## Provided entries
☆ ☆ ☆
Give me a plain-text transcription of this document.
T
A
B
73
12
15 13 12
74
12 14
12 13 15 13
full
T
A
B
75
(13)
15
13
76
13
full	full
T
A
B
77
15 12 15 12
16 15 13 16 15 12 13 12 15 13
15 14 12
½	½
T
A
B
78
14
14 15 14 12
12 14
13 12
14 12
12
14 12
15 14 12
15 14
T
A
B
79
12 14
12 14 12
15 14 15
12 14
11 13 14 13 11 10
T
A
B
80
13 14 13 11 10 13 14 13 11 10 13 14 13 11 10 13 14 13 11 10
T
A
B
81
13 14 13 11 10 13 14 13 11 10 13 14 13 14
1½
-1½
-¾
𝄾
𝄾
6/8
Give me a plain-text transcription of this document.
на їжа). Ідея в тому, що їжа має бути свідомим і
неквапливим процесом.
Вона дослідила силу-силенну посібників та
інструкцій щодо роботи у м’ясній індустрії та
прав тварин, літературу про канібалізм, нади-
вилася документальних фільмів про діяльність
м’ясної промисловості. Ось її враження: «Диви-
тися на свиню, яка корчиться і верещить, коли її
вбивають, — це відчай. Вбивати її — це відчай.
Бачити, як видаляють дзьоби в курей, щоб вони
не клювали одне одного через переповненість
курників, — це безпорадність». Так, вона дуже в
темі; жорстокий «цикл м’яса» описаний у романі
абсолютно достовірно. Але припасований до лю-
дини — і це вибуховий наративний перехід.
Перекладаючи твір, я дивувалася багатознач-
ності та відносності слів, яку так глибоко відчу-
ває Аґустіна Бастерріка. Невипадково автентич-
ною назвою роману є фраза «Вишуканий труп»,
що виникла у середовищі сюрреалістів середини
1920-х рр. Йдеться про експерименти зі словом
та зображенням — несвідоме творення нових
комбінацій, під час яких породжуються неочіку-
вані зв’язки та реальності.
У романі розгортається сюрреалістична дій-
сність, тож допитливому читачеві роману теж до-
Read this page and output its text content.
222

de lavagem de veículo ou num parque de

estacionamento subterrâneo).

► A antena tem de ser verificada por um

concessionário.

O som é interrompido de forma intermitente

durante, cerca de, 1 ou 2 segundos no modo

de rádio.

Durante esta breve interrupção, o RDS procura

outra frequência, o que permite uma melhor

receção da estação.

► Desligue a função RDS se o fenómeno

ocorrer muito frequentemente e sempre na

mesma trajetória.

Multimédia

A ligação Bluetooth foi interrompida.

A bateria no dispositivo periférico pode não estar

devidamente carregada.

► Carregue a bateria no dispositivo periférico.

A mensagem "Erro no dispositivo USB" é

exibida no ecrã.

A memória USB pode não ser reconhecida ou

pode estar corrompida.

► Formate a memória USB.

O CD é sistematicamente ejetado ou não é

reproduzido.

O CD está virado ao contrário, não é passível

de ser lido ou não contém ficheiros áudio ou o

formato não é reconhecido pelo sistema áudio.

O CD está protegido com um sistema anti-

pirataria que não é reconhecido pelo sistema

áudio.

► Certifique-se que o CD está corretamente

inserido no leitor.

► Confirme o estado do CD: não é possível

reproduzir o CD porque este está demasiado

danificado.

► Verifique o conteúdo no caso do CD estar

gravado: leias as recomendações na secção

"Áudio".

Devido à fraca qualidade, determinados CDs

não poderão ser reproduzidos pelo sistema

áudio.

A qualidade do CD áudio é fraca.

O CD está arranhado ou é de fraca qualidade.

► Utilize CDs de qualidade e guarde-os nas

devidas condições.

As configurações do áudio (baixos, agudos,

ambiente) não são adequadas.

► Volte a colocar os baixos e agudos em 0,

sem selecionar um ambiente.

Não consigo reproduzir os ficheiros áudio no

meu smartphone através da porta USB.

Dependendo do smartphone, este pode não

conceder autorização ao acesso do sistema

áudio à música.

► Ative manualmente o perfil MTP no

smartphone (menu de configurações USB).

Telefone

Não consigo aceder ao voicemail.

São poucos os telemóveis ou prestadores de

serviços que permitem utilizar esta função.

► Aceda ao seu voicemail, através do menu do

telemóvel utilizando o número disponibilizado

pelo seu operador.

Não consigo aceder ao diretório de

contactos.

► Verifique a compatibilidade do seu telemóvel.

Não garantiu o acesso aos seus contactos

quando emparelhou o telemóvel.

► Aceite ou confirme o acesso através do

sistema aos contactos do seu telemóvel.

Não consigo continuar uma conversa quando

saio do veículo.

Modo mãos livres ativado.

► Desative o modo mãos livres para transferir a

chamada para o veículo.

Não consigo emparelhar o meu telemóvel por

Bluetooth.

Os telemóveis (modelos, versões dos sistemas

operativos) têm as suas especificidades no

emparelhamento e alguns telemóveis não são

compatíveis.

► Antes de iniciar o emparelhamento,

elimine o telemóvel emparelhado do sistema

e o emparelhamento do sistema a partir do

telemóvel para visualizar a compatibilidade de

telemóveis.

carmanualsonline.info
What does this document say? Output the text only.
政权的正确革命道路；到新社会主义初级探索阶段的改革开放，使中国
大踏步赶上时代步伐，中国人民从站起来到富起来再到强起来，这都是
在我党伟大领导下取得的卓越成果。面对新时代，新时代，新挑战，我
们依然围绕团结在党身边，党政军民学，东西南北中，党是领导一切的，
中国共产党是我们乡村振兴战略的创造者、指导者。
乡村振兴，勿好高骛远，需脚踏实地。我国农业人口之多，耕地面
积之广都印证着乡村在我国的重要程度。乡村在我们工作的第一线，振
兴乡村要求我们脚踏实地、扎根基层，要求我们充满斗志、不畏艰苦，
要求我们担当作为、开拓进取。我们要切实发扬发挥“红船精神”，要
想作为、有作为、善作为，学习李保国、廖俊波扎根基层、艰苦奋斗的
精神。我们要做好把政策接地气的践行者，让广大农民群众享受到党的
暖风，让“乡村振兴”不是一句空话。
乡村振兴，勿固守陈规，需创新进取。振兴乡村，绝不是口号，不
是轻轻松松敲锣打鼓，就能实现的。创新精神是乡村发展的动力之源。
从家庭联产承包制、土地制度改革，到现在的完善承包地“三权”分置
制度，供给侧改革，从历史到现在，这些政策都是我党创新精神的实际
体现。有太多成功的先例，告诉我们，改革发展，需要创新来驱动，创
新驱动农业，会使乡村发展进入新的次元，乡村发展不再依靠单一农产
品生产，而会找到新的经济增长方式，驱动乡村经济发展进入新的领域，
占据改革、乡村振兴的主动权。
☆ ☆ ☆
## What is needed
Repeat all the records. Match each line exactly.

## Response to this task
Give me a plain-text transcription of this document.
T
A
B
73
12
15 13 12
74
12 14
12 13 15 13
full
T
A
B
75
(13)
15
13
76
13
full	full
T
A
B
77
15 12 15 12
16 15 13 16 15 12 13 12 15 13
15 14 12
½	½
T
A
B
78
14
14 15 14 12
12 14
13 12
14 12
12
14 12
15 14 12
15 14
T
A
B
79
12 14
12 14 12
15 14 15
12 14
11 13 14 13 11 10
T
A
B
80
13 14 13 11 10 13 14 13 11 10 13 14 13 11 10 13 14 13 11 10
T
A
B
81
13 14 13 11 10 13 14 13 11 10 13 14 13 14
1½
-1½
-¾
𝄾
𝄾
6/8
Give me a plain-text transcription of this document.
на їжа). Ідея в тому, що їжа має бути свідомим і
неквапливим процесом.
Вона дослідила силу-силенну посібників та
інструкцій щодо роботи у м’ясній індустрії та
прав тварин, літературу про канібалізм, нади-
вилася документальних фільмів про діяльність
м’ясної промисловості. Ось її враження: «Диви-
тися на свиню, яка корчиться і верещить, коли її
вбивають, — це відчай. Вбивати її — це відчай.
Бачити, як видаляють дзьоби в курей, щоб вони
не клювали одне одного через переповненість
курників, — це безпорадність». Так, вона дуже в
темі; жорстокий «цикл м’яса» описаний у романі
абсолютно достовірно. Але припасований до лю-
дини — і це вибуховий наративний перехід.
Перекладаючи твір, я дивувалася багатознач-
ності та відносності слів, яку так глибоко відчу-
ває Аґустіна Бастерріка. Невипадково автентич-
ною назвою роману є фраза «Вишуканий труп»,
що виникла у середовищі сюрреалістів середини
1920-х рр. Йдеться про експерименти зі словом
та зображенням — несвідоме творення нових
комбінацій, під час яких породжуються неочіку-
вані зв’язки та реальності.
У романі розгортається сюрреалістична дій-
сність, тож допитливому читачеві роману теж до-
Read this page and output its text content.
222

de lavagem de veículo ou num parque de

estacionamento subterrâneo).

► A antena tem de ser verificada por um

concessionário.

O som é interrompido de forma intermitente

durante, cerca de, 1 ou 2 segundos no modo

de rádio.

Durante esta breve interrupção, o RDS procura

outra frequência, o que permite uma melhor

receção da estação.

► Desligue a função RDS se o fenómeno

ocorrer muito frequentemente e sempre na

mesma trajetória.

Multimédia

A ligação Bluetooth foi interrompida.

A bateria no dispositivo periférico pode não estar

devidamente carregada.

► Carregue a bateria no dispositivo periférico.

A mensagem "Erro no dispositivo USB" é

exibida no ecrã.

A memória USB pode não ser reconhecida ou

pode estar corrompida.

► Formate a memória USB.

O CD é sistematicamente ejetado ou não é

reproduzido.

O CD está virado ao contrário, não é passível

de ser lido ou não contém ficheiros áudio ou o

formato não é reconhecido pelo sistema áudio.

O CD está protegido com um sistema anti-

pirataria que não é reconhecido pelo sistema

áudio.

► Certifique-se que o CD está corretamente

inserido no leitor.

► Confirme o estado do CD: não é possível

reproduzir o CD porque este está demasiado

danificado.

► Verifique o conteúdo no caso do CD estar

gravado: leias as recomendações na secção

"Áudio".

Devido à fraca qualidade, determinados CDs

não poderão ser reproduzidos pelo sistema

áudio.

A qualidade do CD áudio é fraca.

O CD está arranhado ou é de fraca qualidade.

► Utilize CDs de qualidade e guarde-os nas

devidas condições.

As configurações do áudio (baixos, agudos,

ambiente) não são adequadas.

► Volte a colocar os baixos e agudos em 0,

sem selecionar um ambiente.

Não consigo reproduzir os ficheiros áudio no

meu smartphone através da porta USB.

Dependendo do smartphone, este pode não

conceder autorização ao acesso do sistema

áudio à música.

► Ative manualmente o perfil MTP no

smartphone (menu de configurações USB).

Telefone

Não consigo aceder ao voicemail.

São poucos os telemóveis ou prestadores de

serviços que permitem utilizar esta função.

► Aceda ao seu voicemail, através do menu do

telemóvel utilizando o número disponibilizado

pelo seu operador.

Não consigo aceder ao diretório de

contactos.

► Verifique a compatibilidade do seu telemóvel.

Não garantiu o acesso aos seus contactos

quando emparelhou o telemóvel.

► Aceite ou confirme o acesso através do

sistema aos contactos do seu telemóvel.

Não consigo continuar uma conversa quando

saio do veículo.

Modo mãos livres ativado.

► Desative o modo mãos livres para transferir a

chamada para o veículo.

Não consigo emparelhar o meu telemóvel por

Bluetooth.

Os telemóveis (modelos, versões dos sistemas

operativos) têm as suas especificidades no

emparelhamento e alguns telemóveis não são

compatíveis.

► Antes de iniciar o emparelhamento,

elimine o telemóvel emparelhado do sistema

e o emparelhamento do sistema a partir do

telemóvel para visualizar a compatibilidade de

telemóveis.

carmanualsonline.info
What does this document say? Output the text only.
政权的正确革命道路；到新社会主义初级探索阶段的改革开放，使中国
大踏步赶上时代步伐，中国人民从站起来到富起来再到强起来，这都是
在我党伟大领导下取得的卓越成果。面对新时代，新时代，新挑战，我
们依然围绕团结在党身边，党政军民学，东西南北中，党是领导一切的，
中国共产党是我们乡村振兴战略的创造者、指导者。
乡村振兴，勿好高骛远，需脚踏实地。我国农业人口之多，耕地面
积之广都印证着乡村在我国的重要程度。乡村在我们工作的第一线，振
兴乡村要求我们脚踏实地、扎根基层，要求我们充满斗志、不畏艰苦，
要求我们担当作为、开拓进取。我们要切实发扬发挥“红船精神”，要
想作为、有作为、善作为，学习李保国、廖俊波扎根基层、艰苦奋斗的
精神。我们要做好把政策接地气的践行者，让广大农民群众享受到党的
暖风，让“乡村振兴”不是一句空话。
乡村振兴，勿固守陈规，需创新进取。振兴乡村，绝不是口号，不
是轻轻松松敲锣打鼓，就能实现的。创新精神是乡村发展的动力之源。
从家庭联产承包制、土地制度改革，到现在的完善承包地“三权”分置
制度，供给侧改革，从历史到现在，这些政策都是我党创新精神的实际
体现。有太多成功的先例，告诉我们，改革发展，需要创新来驱动，创
新驱动农业，会使乡村发展进入新的次元，乡村发展不再依靠单一农产
品生产，而会找到新的经济增长方式，驱动乡村经济发展进入新的领域，
占据改革、乡村振兴的主动权。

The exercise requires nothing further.